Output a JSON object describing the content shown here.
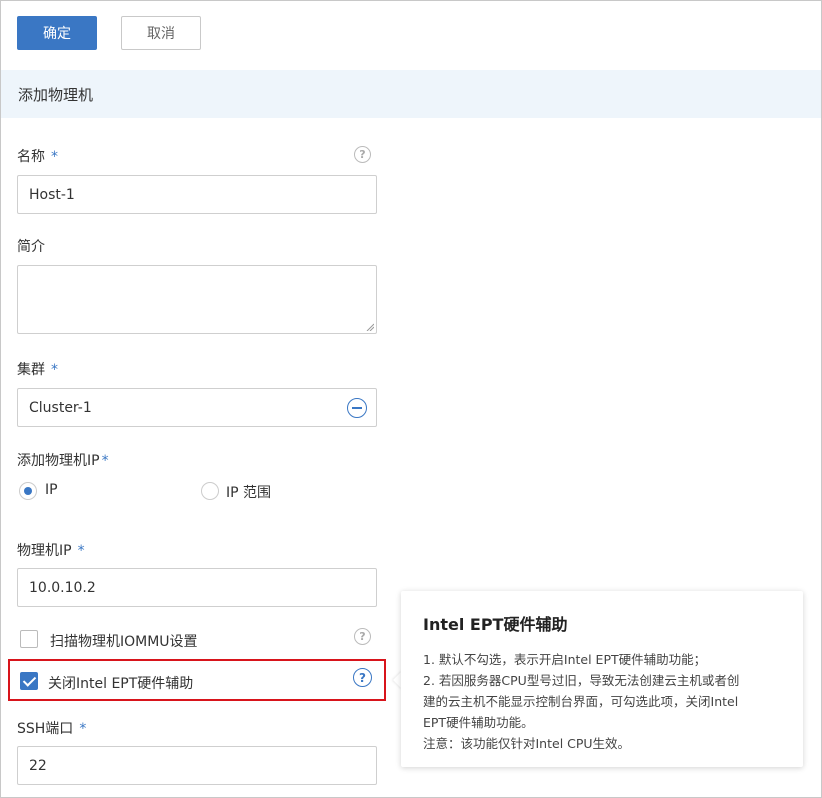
{
  "toolbar": {
    "confirm_label": "确定",
    "cancel_label": "取消"
  },
  "section": {
    "title": "添加物理机"
  },
  "form": {
    "name": {
      "label": "名称",
      "required": "*",
      "value": "Host-1"
    },
    "description": {
      "label": "简介",
      "value": ""
    },
    "cluster": {
      "label": "集群",
      "required": "*",
      "value": "Cluster-1"
    },
    "add_ip": {
      "label": "添加物理机IP",
      "required": "*",
      "options": [
        "IP",
        "IP 范围"
      ],
      "selected": "IP"
    },
    "host_ip": {
      "label": "物理机IP",
      "required": "*",
      "value": "10.0.10.2"
    },
    "scan_iommu": {
      "label": "扫描物理机IOMMU设置",
      "checked": false
    },
    "disable_ept": {
      "label": "关闭Intel EPT硬件辅助",
      "checked": true
    },
    "ssh_port": {
      "label": "SSH端口",
      "required": "*",
      "value": "22"
    }
  },
  "tooltip": {
    "title": "Intel EPT硬件辅助",
    "lines": [
      "1. 默认不勾选，表示开启Intel EPT硬件辅助功能；",
      "2. 若因服务器CPU型号过旧，导致无法创建云主机或者创",
      "建的云主机不能显示控制台界面，可勾选此项，关闭Intel",
      "EPT硬件辅助功能。",
      "注意：该功能仅针对Intel CPU生效。"
    ]
  },
  "icons": {
    "help": "?"
  },
  "colors": {
    "accent": "#3a77c4",
    "highlight": "#d8141b",
    "header_bg": "#eef5fb"
  }
}
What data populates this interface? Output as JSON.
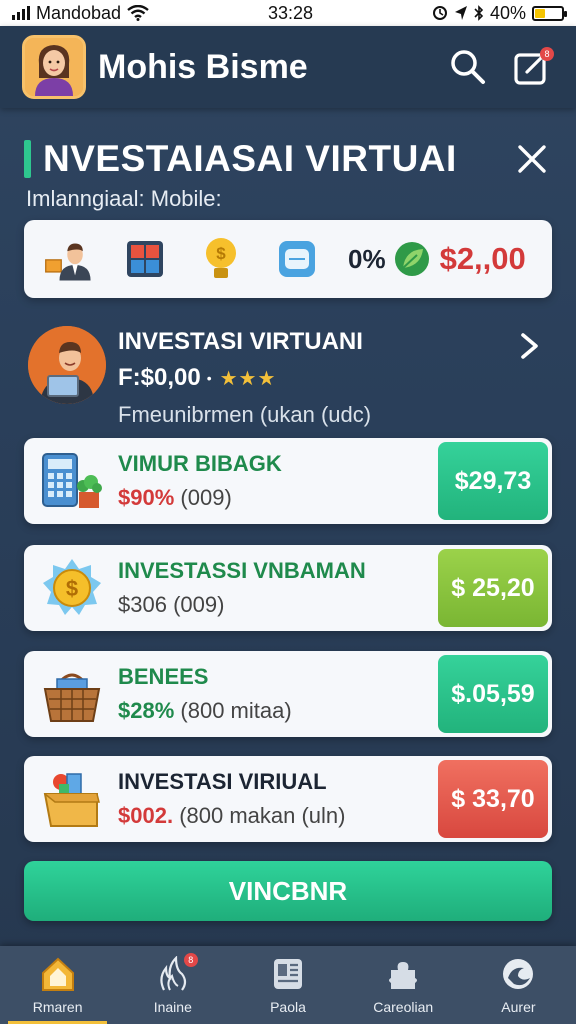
{
  "status_bar": {
    "carrier": "Mandobad",
    "time": "33:28",
    "battery": "40%",
    "battery_level": 0.4
  },
  "header": {
    "title": "Mohis Bisme",
    "notification_count": "8"
  },
  "section": {
    "title": "NVESTAIASAI VIRTUAI",
    "subtitle": "Imlanngiaal: Mobile:"
  },
  "icon_strip": {
    "icons": [
      "businessman-icon",
      "grid-icon",
      "lightbulb-coin-icon",
      "calculator-icon",
      "leaf-icon"
    ],
    "percent": "0%",
    "amount": "$2,,00"
  },
  "feature": {
    "title": "INVESTASI VIRTUANI",
    "price": "F:$0,00",
    "price_dot": "•",
    "stars": "★★★",
    "description": "Fmeunibrmen (ukan (udc)"
  },
  "investments": [
    {
      "title": "VIMUR BIBAGK",
      "value": "$90%",
      "detail": "(009)",
      "price": "$29,73",
      "icon": "calculator-plant-icon",
      "value_color": "#d33a3a",
      "title_color": "green",
      "price_bg": "#2cc88e"
    },
    {
      "title": "INVESTASSI VNBAMAN",
      "value": "$306",
      "detail": "(009)",
      "price": "$ 25,20",
      "icon": "gold-coin-icon",
      "value_color": "#444444",
      "title_color": "green",
      "price_bg": "#8cc43c"
    },
    {
      "title": "BENEES",
      "value": "$28%",
      "detail": "(800 mitaa)",
      "price": "$.05,59",
      "icon": "basket-icon",
      "value_color": "#1f8a4c",
      "title_color": "green",
      "price_bg": "#2cc88e"
    },
    {
      "title": "INVESTASI VIRIUAL",
      "value": "$002.",
      "detail": "(800 makan (uln)",
      "price": "$ 33,70",
      "icon": "box-city-icon",
      "value_color": "#d33a3a",
      "title_color": "dark",
      "price_bg": "#e85a50"
    }
  ],
  "cta": {
    "label": "VINCBNR"
  },
  "bottom_nav": [
    {
      "label": "Rmaren",
      "icon": "home-icon",
      "active": true
    },
    {
      "label": "Inaine",
      "icon": "flame-icon",
      "badge": "8"
    },
    {
      "label": "Paola",
      "icon": "document-icon"
    },
    {
      "label": "Careolian",
      "icon": "puzzle-icon"
    },
    {
      "label": "Aurer",
      "icon": "swirl-icon"
    }
  ],
  "colors": {
    "accent_green": "#2ec78f",
    "price_red": "#d33a3a",
    "star": "#f3c03a"
  }
}
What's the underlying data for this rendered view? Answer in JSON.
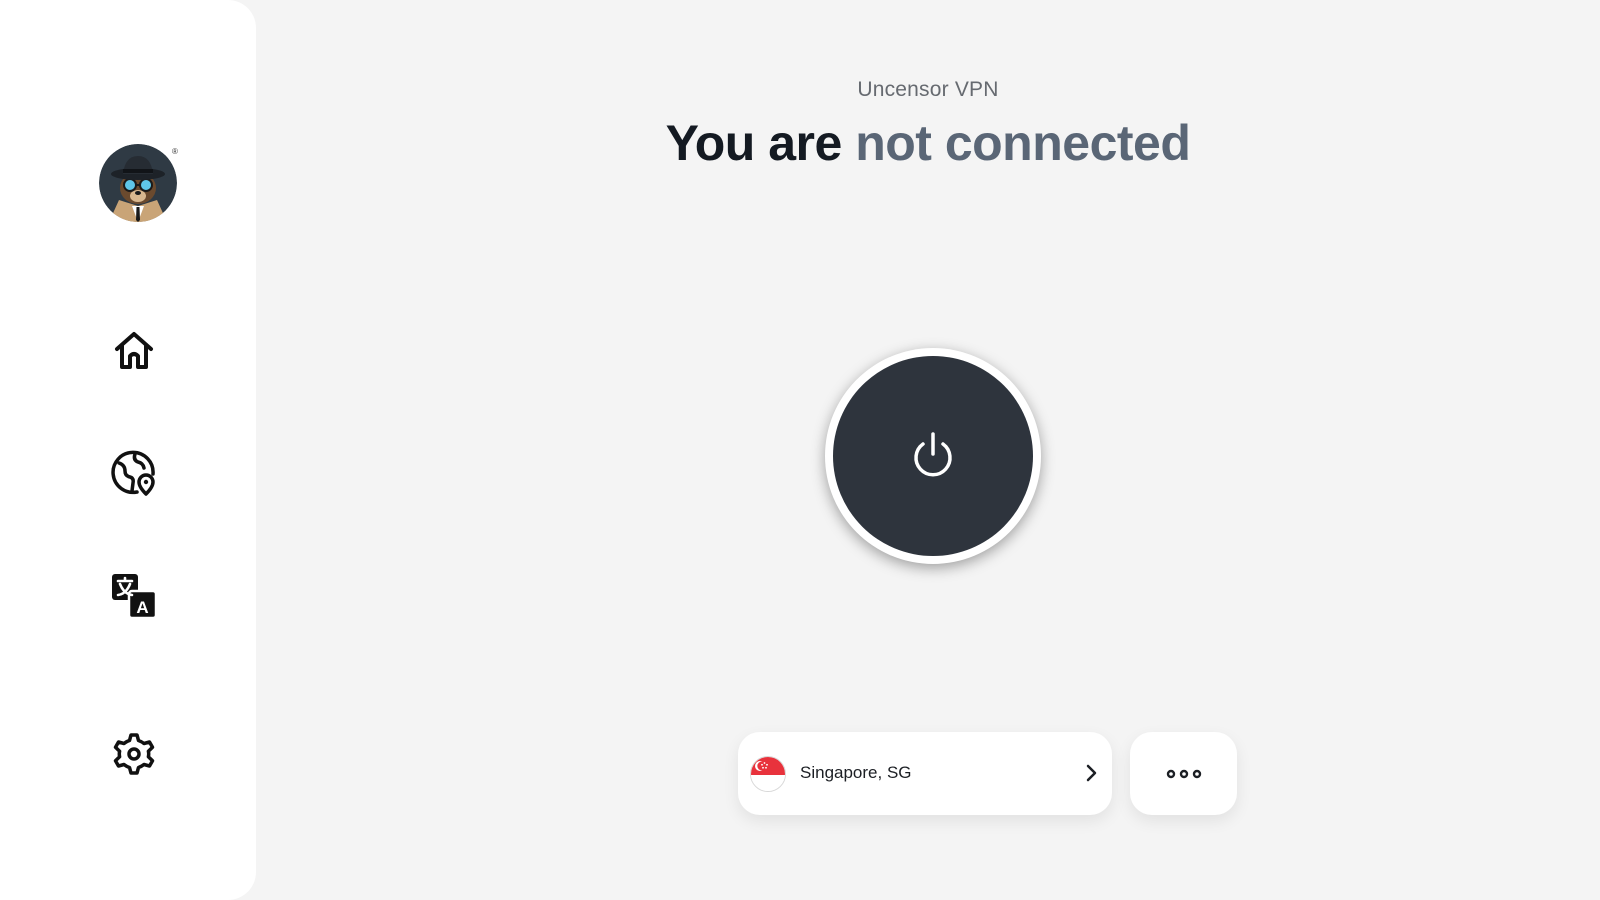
{
  "sidebar": {
    "avatar": {
      "icon": "spy-bear-avatar-icon",
      "mark": "®"
    },
    "nav": [
      {
        "id": "home",
        "icon": "home-icon"
      },
      {
        "id": "locations",
        "icon": "globe-location-icon"
      },
      {
        "id": "language",
        "icon": "translate-icon"
      },
      {
        "id": "settings",
        "icon": "gear-icon"
      }
    ]
  },
  "header": {
    "app_name": "Uncensor VPN",
    "headline_prefix": "You are ",
    "headline_status": "not connected"
  },
  "power": {
    "icon": "power-icon",
    "state": "disconnected"
  },
  "location": {
    "flag_icon": "singapore-flag-icon",
    "name": "Singapore, SG",
    "chevron_icon": "chevron-right-icon"
  },
  "more": {
    "icon": "more-horizontal-icon"
  },
  "colors": {
    "background": "#f4f4f4",
    "sidebar": "#ffffff",
    "headline": "#141a22",
    "status": "#5a6676",
    "power_button": "#2e343d"
  }
}
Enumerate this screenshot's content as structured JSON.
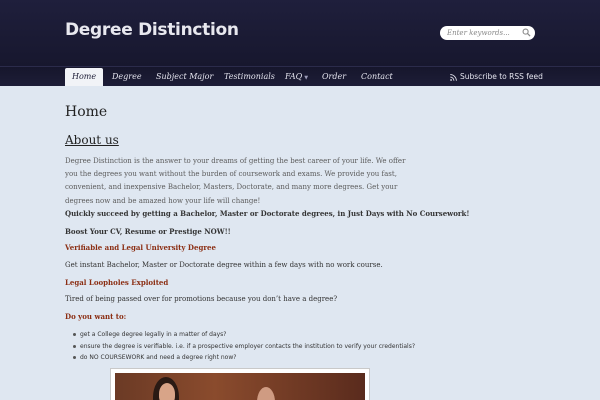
{
  "header": {
    "site_title": "Degree Distinction",
    "search_placeholder": "Enter keywords..."
  },
  "nav": {
    "items": [
      {
        "label": "Home",
        "active": true
      },
      {
        "label": "Degree"
      },
      {
        "label": "Subject Major"
      },
      {
        "label": "Testimonials"
      },
      {
        "label": "FAQ"
      },
      {
        "label": "Order"
      },
      {
        "label": "Contact"
      }
    ],
    "rss_label": "Subscribe to RSS feed"
  },
  "main": {
    "page_title": "Home",
    "section_title": "About us",
    "intro": "Degree Distinction is the answer to your dreams of getting the best career of your life.  We offer you the degrees you want without the burden of coursework and exams.  We provide you fast, convenient, and inexpensive Bachelor, Masters, Doctorate, and many more degrees. Get your degrees now and be amazed how your life will change!",
    "p1": "Quickly succeed by getting a Bachelor, Master or Doctorate degrees, in Just Days with No Coursework!",
    "p2": "Boost Your CV, Resume or Prestige NOW!!",
    "h_verifiable": "Verifiable and Legal University Degree",
    "p3": "Get instant Bachelor, Master or Doctorate degree within a few days with no work course.",
    "h_loopholes": "Legal Loopholes Exploited",
    "p4": "Tired of being passed over for promotions because you don’t have a degree?",
    "h_want": "Do you want to:",
    "list": [
      "get a College degree legally in a matter of days?",
      "ensure the degree is verifiable. i.e. if a prospective employer contacts the institution to verify your credentials?",
      "do NO COURSEWORK and need a degree right now?"
    ]
  },
  "colors": {
    "header_bg": "#1f1f3c",
    "page_bg": "#dfe7f1",
    "accent_red": "#8b2e13"
  }
}
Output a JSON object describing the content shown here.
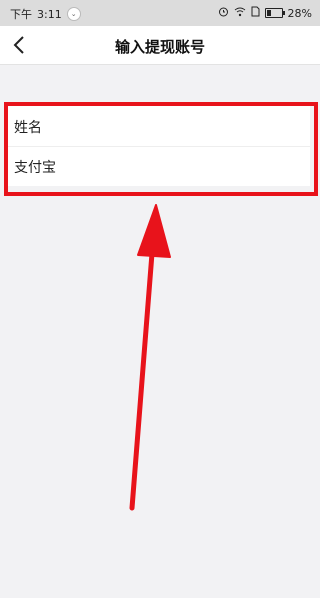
{
  "statusbar": {
    "time_label": "下午",
    "time_value": "3:11",
    "battery": "28%",
    "battery_level": 0.28
  },
  "header": {
    "title": "输入提现账号"
  },
  "form": {
    "name_label": "姓名",
    "alipay_label": "支付宝"
  },
  "colors": {
    "highlight": "#e8131b",
    "background": "#f2f2f4",
    "statusbar": "#dcdcdc"
  }
}
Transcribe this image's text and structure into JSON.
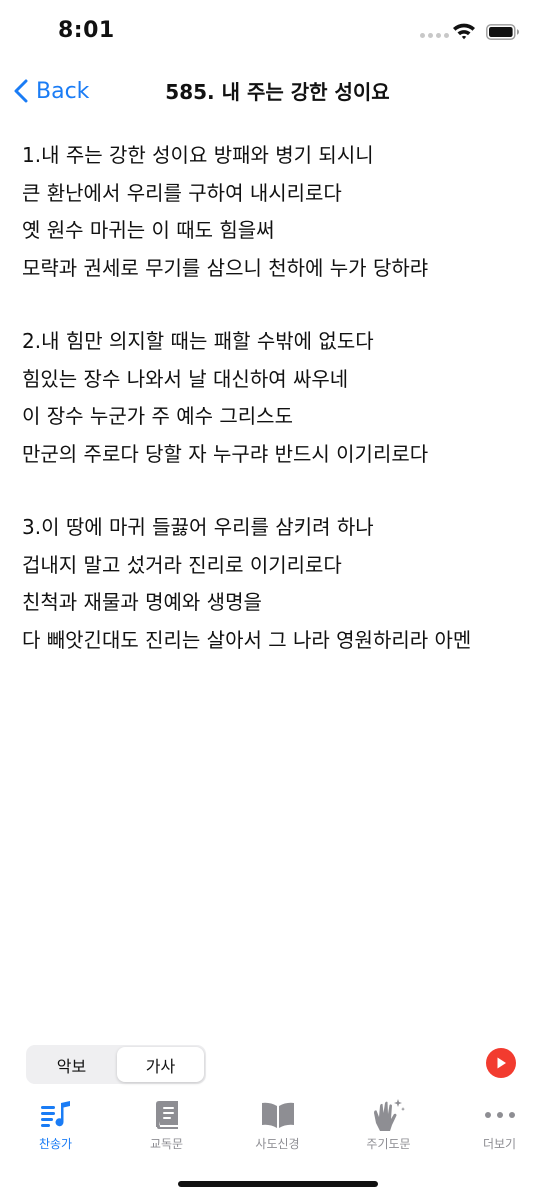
{
  "status_bar": {
    "time": "8:01"
  },
  "nav": {
    "back_label": "Back",
    "title": "585. 내 주는 강한 성이요"
  },
  "lyrics": {
    "verses": [
      [
        "1.내 주는 강한 성이요 방패와 병기 되시니",
        "큰 환난에서 우리를 구하여 내시리로다",
        "옛 원수 마귀는 이 때도 힘을써",
        "모략과 권세로 무기를 삼으니 천하에 누가 당하랴"
      ],
      [
        "2.내 힘만 의지할 때는 패할 수밖에 없도다",
        "힘있는 장수 나와서 날 대신하여 싸우네",
        "이 장수 누군가 주 예수 그리스도",
        "만군의 주로다 당할 자 누구랴 반드시 이기리로다"
      ],
      [
        "3.이 땅에 마귀 들끓어 우리를 삼키려 하나",
        "겁내지 말고 섰거라 진리로 이기리로다",
        "친척과 재물과 명예와 생명을",
        "다 빼앗긴대도 진리는 살아서 그 나라 영원하리라 아멘"
      ]
    ]
  },
  "segmented": {
    "score_label": "악보",
    "lyrics_label": "가사",
    "selected": "가사"
  },
  "tabs": [
    {
      "label": "찬송가",
      "icon": "music-list-icon",
      "active": true
    },
    {
      "label": "교독문",
      "icon": "book-icon",
      "active": false
    },
    {
      "label": "사도신경",
      "icon": "open-book-icon",
      "active": false
    },
    {
      "label": "주기도문",
      "icon": "praying-hands-icon",
      "active": false
    },
    {
      "label": "더보기",
      "icon": "more-icon",
      "active": false
    }
  ],
  "colors": {
    "accent": "#1a7cf5",
    "play": "#f23b2f",
    "inactive": "#8e8e93"
  }
}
------------
Work to do — Which lines hold the word "detail"? Copy every one of them.

Problem solution —
      "detail": "(009)",
      "detail": "(009)",
      "detail": "(800 mitaa)",
      "detail": "(800 makan (uln)",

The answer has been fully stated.